Given request ->
Gather all lines with "type" from the records.

Source records ->
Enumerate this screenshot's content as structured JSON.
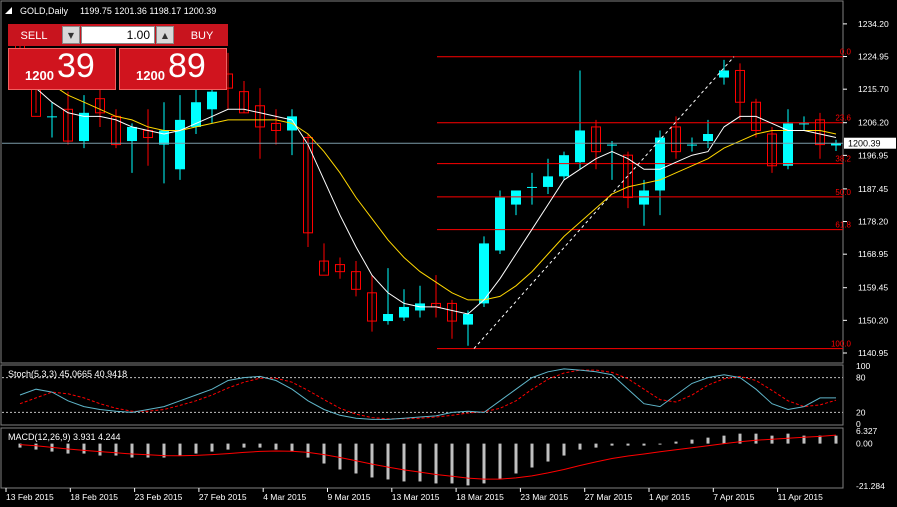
{
  "header": {
    "symbol": "GOLD,Daily",
    "ohlc": "1199.75 1201.36 1198.17 1200.39"
  },
  "trade_panel": {
    "sell_label": "SELL",
    "buy_label": "BUY",
    "lot": "1.00",
    "sell_price_small": "1200",
    "sell_price_big": "39",
    "buy_price_small": "1200",
    "buy_price_big": "89"
  },
  "colors": {
    "background": "#000000",
    "bull": "#00ffff",
    "bear": "#ff0000",
    "grid": "#3a3a3a",
    "fib": "#ff0000",
    "ma_fast": "#ffffff",
    "ma_slow": "#ffd700",
    "stoch_main": "#5fb5c9",
    "stoch_signal": "#ff0000",
    "macd_hist": "#c0c0c0",
    "macd_signal": "#ff0000",
    "trade_panel": "#c8141e"
  },
  "chart_data": [
    {
      "type": "candlestick",
      "title": "GOLD,Daily",
      "current_price": "1200.39",
      "ylim": [
        1138.4,
        1240.4
      ],
      "y_ticks": [
        "1234.20",
        "1224.95",
        "1215.70",
        "1206.20",
        "1196.95",
        "1187.45",
        "1178.20",
        "1168.95",
        "1159.45",
        "1150.20",
        "1140.95"
      ],
      "x_ticks": [
        "13 Feb 2015",
        "18 Feb 2015",
        "23 Feb 2015",
        "27 Feb 2015",
        "4 Mar 2015",
        "9 Mar 2015",
        "13 Mar 2015",
        "18 Mar 2015",
        "23 Mar 2015",
        "27 Mar 2015",
        "1 Apr 2015",
        "7 Apr 2015",
        "11 Apr 2015"
      ],
      "candles": [
        {
          "o": 1230,
          "h": 1234,
          "l": 1221,
          "c": 1225
        },
        {
          "o": 1218,
          "h": 1224,
          "l": 1209,
          "c": 1208
        },
        {
          "o": 1208,
          "h": 1212,
          "l": 1202,
          "c": 1208
        },
        {
          "o": 1210,
          "h": 1215,
          "l": 1200,
          "c": 1201
        },
        {
          "o": 1201,
          "h": 1214,
          "l": 1199,
          "c": 1209
        },
        {
          "o": 1213,
          "h": 1218,
          "l": 1205,
          "c": 1209
        },
        {
          "o": 1208,
          "h": 1210,
          "l": 1199,
          "c": 1200
        },
        {
          "o": 1201,
          "h": 1206,
          "l": 1192,
          "c": 1205
        },
        {
          "o": 1204,
          "h": 1210,
          "l": 1194,
          "c": 1202
        },
        {
          "o": 1200,
          "h": 1212,
          "l": 1189,
          "c": 1204
        },
        {
          "o": 1193,
          "h": 1214,
          "l": 1190,
          "c": 1207
        },
        {
          "o": 1205,
          "h": 1222,
          "l": 1203,
          "c": 1212
        },
        {
          "o": 1210,
          "h": 1218,
          "l": 1206,
          "c": 1215
        },
        {
          "o": 1220,
          "h": 1226,
          "l": 1210,
          "c": 1216
        },
        {
          "o": 1215,
          "h": 1218,
          "l": 1209,
          "c": 1209
        },
        {
          "o": 1211,
          "h": 1216,
          "l": 1196,
          "c": 1205
        },
        {
          "o": 1206,
          "h": 1210,
          "l": 1200,
          "c": 1204
        },
        {
          "o": 1204,
          "h": 1210,
          "l": 1197,
          "c": 1208
        },
        {
          "o": 1202,
          "h": 1203,
          "l": 1171,
          "c": 1175
        },
        {
          "o": 1167,
          "h": 1172,
          "l": 1164,
          "c": 1163
        },
        {
          "o": 1166,
          "h": 1168,
          "l": 1162,
          "c": 1164
        },
        {
          "o": 1164,
          "h": 1167,
          "l": 1157,
          "c": 1159
        },
        {
          "o": 1158,
          "h": 1163,
          "l": 1147,
          "c": 1150
        },
        {
          "o": 1150,
          "h": 1165,
          "l": 1149,
          "c": 1152
        },
        {
          "o": 1151,
          "h": 1159,
          "l": 1150,
          "c": 1154
        },
        {
          "o": 1153,
          "h": 1160,
          "l": 1151,
          "c": 1155
        },
        {
          "o": 1155,
          "h": 1163,
          "l": 1151,
          "c": 1154
        },
        {
          "o": 1155,
          "h": 1156,
          "l": 1145,
          "c": 1150
        },
        {
          "o": 1149,
          "h": 1153,
          "l": 1143,
          "c": 1152
        },
        {
          "o": 1155,
          "h": 1174,
          "l": 1154,
          "c": 1172
        },
        {
          "o": 1170,
          "h": 1187,
          "l": 1169,
          "c": 1185
        },
        {
          "o": 1183,
          "h": 1187,
          "l": 1180,
          "c": 1187
        },
        {
          "o": 1188,
          "h": 1192,
          "l": 1183,
          "c": 1188
        },
        {
          "o": 1188,
          "h": 1196,
          "l": 1186,
          "c": 1191
        },
        {
          "o": 1191,
          "h": 1198,
          "l": 1190,
          "c": 1197
        },
        {
          "o": 1195,
          "h": 1221,
          "l": 1193,
          "c": 1204
        },
        {
          "o": 1205,
          "h": 1207,
          "l": 1193,
          "c": 1198
        },
        {
          "o": 1200,
          "h": 1201,
          "l": 1190,
          "c": 1200
        },
        {
          "o": 1197,
          "h": 1198,
          "l": 1182,
          "c": 1185
        },
        {
          "o": 1183,
          "h": 1190,
          "l": 1177,
          "c": 1187
        },
        {
          "o": 1187,
          "h": 1204,
          "l": 1180,
          "c": 1202
        },
        {
          "o": 1205,
          "h": 1208,
          "l": 1196,
          "c": 1198
        },
        {
          "o": 1200,
          "h": 1202,
          "l": 1198,
          "c": 1200
        },
        {
          "o": 1201,
          "h": 1207,
          "l": 1199,
          "c": 1203
        },
        {
          "o": 1219,
          "h": 1224,
          "l": 1217,
          "c": 1221
        },
        {
          "o": 1221,
          "h": 1223,
          "l": 1207,
          "c": 1212
        },
        {
          "o": 1212,
          "h": 1213,
          "l": 1202,
          "c": 1204
        },
        {
          "o": 1203,
          "h": 1205,
          "l": 1192,
          "c": 1194
        },
        {
          "o": 1194,
          "h": 1210,
          "l": 1193,
          "c": 1206
        },
        {
          "o": 1206,
          "h": 1208,
          "l": 1204,
          "c": 1206
        },
        {
          "o": 1207,
          "h": 1209,
          "l": 1196,
          "c": 1200
        },
        {
          "o": 1199.75,
          "h": 1201.36,
          "l": 1198.17,
          "c": 1200.39
        }
      ],
      "fib_levels": [
        {
          "label": "0.0",
          "price": 1224.9
        },
        {
          "label": "23.6",
          "price": 1206.2
        },
        {
          "label": "38.2",
          "price": 1194.6
        },
        {
          "label": "50.0",
          "price": 1185.2
        },
        {
          "label": "61.8",
          "price": 1175.9
        },
        {
          "label": "100.0",
          "price": 1142.2
        }
      ],
      "trendline": {
        "from_index": 29,
        "from_price": 1142.2,
        "to_index": 45,
        "to_price": 1224.9
      },
      "ma_fast": [
        1222,
        1216,
        1212,
        1209,
        1208,
        1208,
        1207,
        1205,
        1204,
        1203,
        1204,
        1206,
        1208,
        1210,
        1210,
        1209,
        1208,
        1207,
        1200,
        1190,
        1180,
        1171,
        1163,
        1158,
        1155,
        1154,
        1154,
        1153,
        1152,
        1156,
        1162,
        1169,
        1176,
        1183,
        1190,
        1193,
        1196,
        1198,
        1196,
        1193,
        1193,
        1195,
        1197,
        1198,
        1205,
        1208,
        1208,
        1206,
        1204,
        1204,
        1203,
        1202
      ],
      "ma_slow": [
        1225,
        1221,
        1217,
        1214,
        1212,
        1210,
        1208,
        1207,
        1205,
        1204,
        1204,
        1205,
        1206,
        1207,
        1207,
        1207,
        1207,
        1206,
        1203,
        1198,
        1192,
        1185,
        1179,
        1173,
        1168,
        1164,
        1161,
        1158,
        1156,
        1156,
        1157,
        1160,
        1164,
        1169,
        1174,
        1178,
        1182,
        1186,
        1188,
        1189,
        1190,
        1192,
        1194,
        1196,
        1199,
        1201,
        1203,
        1204,
        1204,
        1204,
        1204,
        1203
      ]
    },
    {
      "type": "line",
      "title": "Stoch(5,3,3) 45.0665 40.9418",
      "ylim": [
        0,
        100
      ],
      "y_ticks": [
        "100",
        "80",
        "20",
        "0"
      ],
      "series": [
        {
          "name": "Main",
          "values": [
            50,
            60,
            55,
            40,
            30,
            25,
            22,
            20,
            25,
            30,
            40,
            50,
            60,
            75,
            80,
            82,
            75,
            60,
            40,
            25,
            15,
            10,
            8,
            8,
            10,
            12,
            14,
            20,
            22,
            20,
            40,
            60,
            80,
            90,
            95,
            93,
            90,
            85,
            60,
            35,
            30,
            50,
            70,
            80,
            85,
            80,
            60,
            35,
            25,
            30,
            45,
            45
          ]
        },
        {
          "name": "Signal",
          "values": [
            35,
            45,
            55,
            52,
            45,
            35,
            27,
            22,
            22,
            25,
            32,
            40,
            50,
            62,
            72,
            79,
            79,
            72,
            58,
            42,
            27,
            17,
            11,
            9,
            9,
            10,
            12,
            15,
            19,
            21,
            27,
            40,
            60,
            77,
            88,
            93,
            93,
            89,
            78,
            60,
            42,
            38,
            50,
            67,
            78,
            82,
            75,
            58,
            40,
            30,
            33,
            41
          ]
        }
      ]
    },
    {
      "type": "bar",
      "title": "MACD(12,26,9) 3.931 4.244",
      "ylim": [
        -21.284,
        6.327
      ],
      "y_ticks": [
        "6.327",
        "0.00",
        "-21.284"
      ],
      "series": [
        {
          "name": "MACD",
          "values": [
            -2,
            -3,
            -4,
            -5,
            -5,
            -6,
            -6,
            -7,
            -7,
            -7,
            -6,
            -5,
            -4,
            -3,
            -2,
            -2,
            -3,
            -4,
            -7,
            -10,
            -13,
            -15,
            -17,
            -18,
            -19,
            -19,
            -20,
            -20,
            -21,
            -20,
            -18,
            -15,
            -12,
            -9,
            -6,
            -3,
            -2,
            -1,
            -1,
            -1,
            0,
            1,
            2,
            3,
            4,
            5,
            5,
            4,
            5,
            4,
            4,
            4
          ]
        },
        {
          "name": "Signal",
          "values": [
            -0.5,
            -1.1,
            -1.9,
            -2.7,
            -3.4,
            -4,
            -4.6,
            -5.2,
            -5.6,
            -6,
            -6.1,
            -5.9,
            -5.5,
            -5,
            -4.4,
            -3.9,
            -3.7,
            -3.8,
            -4.4,
            -5.5,
            -7,
            -8.6,
            -10.3,
            -11.8,
            -13.2,
            -14.3,
            -15.5,
            -16.4,
            -17.3,
            -17.8,
            -17.8,
            -17.2,
            -16.2,
            -14.7,
            -13,
            -11,
            -9.2,
            -7.5,
            -6.2,
            -5.2,
            -4.1,
            -3.1,
            -2.1,
            -1.1,
            0,
            0.9,
            1.7,
            2.2,
            2.7,
            3.2,
            3.6,
            4.244
          ]
        }
      ]
    }
  ]
}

Output ->
      "type": "candlestick",
      "type": "line",
      "type": "bar",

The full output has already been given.